▸ AUFGABEN ZUM BEARBEITEN
A) Kopiere aus dem Text über das Gesprächsprotokoll wortgetreu den Teil, der mit „Erwartet hätte der“ anfängt und mit „fehlt im Gesprächsprotokoll.“ aufhört.
B) Beantworte diese Fragen zum Text über das Gesprächsprotokoll:
(i) Seit wie vielen Jahren ist der Kunde mit seiner Vermögensverwaltung bei einer Privatbank?
(ii) Wem hat der Kunde den Immobilienverkauf übergeben?
(iii) Nach wie vielen Jahren soll der Vermögenserhalt laut der Bitte des Kunden sichergestellt sein?
C) Schreib den Text über das Gesprächsprotokoll weiter, direkt im Anschluss an seinen letzten Satz.

▸ QUELLE
Weiter geht’s: Erwähnt wird eine Hausbank; doch eine solche hat der Kunde nie erwähnt; er berichtete nur, dass er mit seiner Vermögensverwaltung seit 20 Jahren bei einer Privatbank sei. Und diese Aussage ist geradezu falsch: "In Folge des Immobilienverkaufs in Berlin und der Verschiebung Ihrer Vermögensallokation denken Sie über eine Zusammenarbeit mit einem alternativen Vermögensverwalter nach." Nein, das ist nicht der wahre Grund. Der Interessent hatte offen über seine Ängste gesprochen und darüber, dass er den Eindruck habe, dass seine Privatbank nicht auf die geänderten Rahmenbedingungen reagiere.
Fehler im Protokoll
Irreführend ist ebenfalls die Aussage, dass Nominalwerte beim Kunden dominant seien. Der Kunde hatte angeführt, den Immobilienverkauf einem Makler übergeben zu haben und dass das Anlagekapital aus dem Verkaufserlös stammen werde.
Erwartet hätte der Kunde auch, dass Metzler näher auf seine Bitte, den Vermögenserhalt nach 5 Jahren sicherzustellen, eingehen würde. Dieser Passus fehlt im Gesprächsprotokoll.

▸ DATENTEIL
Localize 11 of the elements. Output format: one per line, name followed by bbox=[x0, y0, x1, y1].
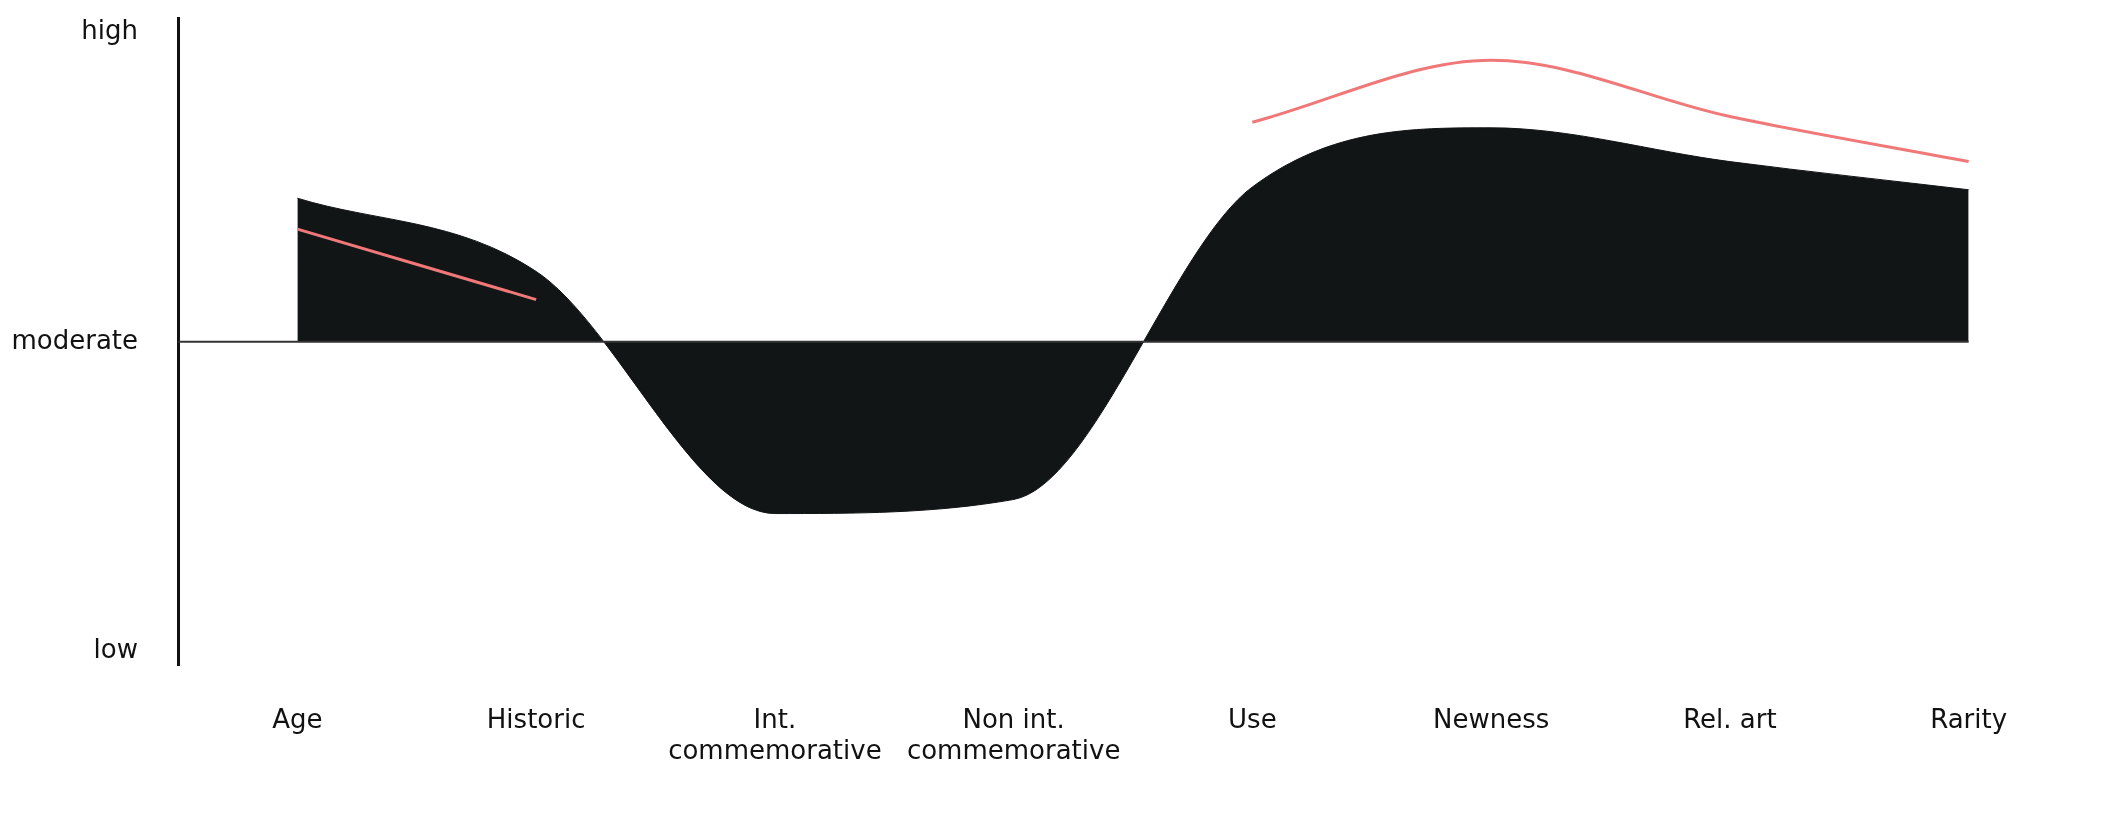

▸ ANTWORTEN JE AUFGABE
A)
Erwartet hätte der Kunde auch, dass Metzler näher auf seine Bitte, den Vermögenserhalt nach 5 Jahren sicherzustellen, eingehen würde. Dieser Passus fehlt im Gesprächsprotokoll.

B)
(i) Seit 20 Jahren.
(ii) Einem Makler.
(iii) Nach 5 Jahren.

C)
Anlagekonzept von der Stange
Ähnlich schwach wie das Gesprächsprotokoll erweist sich auch das verschriftlichte Anlagekonzept. Ein Vorschlag von der Stange. Das Thema Nachhaltigkeit wird richtigerweise erwähnt, im Aktienanteil sucht der Kunde jedoch vergeblich nach einer Umsetzung – etwa zum Thema Energie. „Wir machen nicht alles“ – So soll die Aussage von Partner Emmerich Müller doch hoffentlich nicht verstanden werden?
Zu erwähnen bleibt auch: Metzler gibt auf Fragen der Redaktion keine Auskunft – Transparenz sieht anders aus. „Richtschnur unseres Handelns sind Transparenz und Glaubwürdigkeit“, lässt sich Partner Harald Illy auf der Webseite zitieren. Warum steht man dann nicht dazu?
Mangelnde Wettbewerbsorientierung?
Und auch als komparativ beweist sich die Bank der FUCHS|RICHTER PRÜFINSTANZ gegenüber nicht: Bei den Performance-Projekten muss man sie zum Jagen tragen. Im Performance-Projekt 5, vermögensveraltende Fonds, ist Metzler „passiv“ dabei, wenn auch nicht gerade mit übermäßigem Erfolg.
Schließen wir positiv: Das Absagegespräch verläuft wieder professionell empathisch: Der Berater erkundigt sich, warum die Wahl auf einen Konkurrenten gefallen sei und bietet auch an, im Gespräch zu bleiben. Er stünde gerne zu einem späteren Zeitpunkt für eine Zweitmeinung zur Verfügung. Erfreulich!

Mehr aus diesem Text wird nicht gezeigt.